/---

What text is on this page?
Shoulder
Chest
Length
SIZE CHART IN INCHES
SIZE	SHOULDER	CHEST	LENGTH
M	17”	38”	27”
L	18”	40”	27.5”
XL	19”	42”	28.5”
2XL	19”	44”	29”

\---

**WHAT IS BEING ASKED**
Copy down every line of the entries containing the word "SIZE".

**FINAL RESULT**
SIZE CHART IN INCHES
SIZE	SHOULDER	CHEST	LENGTH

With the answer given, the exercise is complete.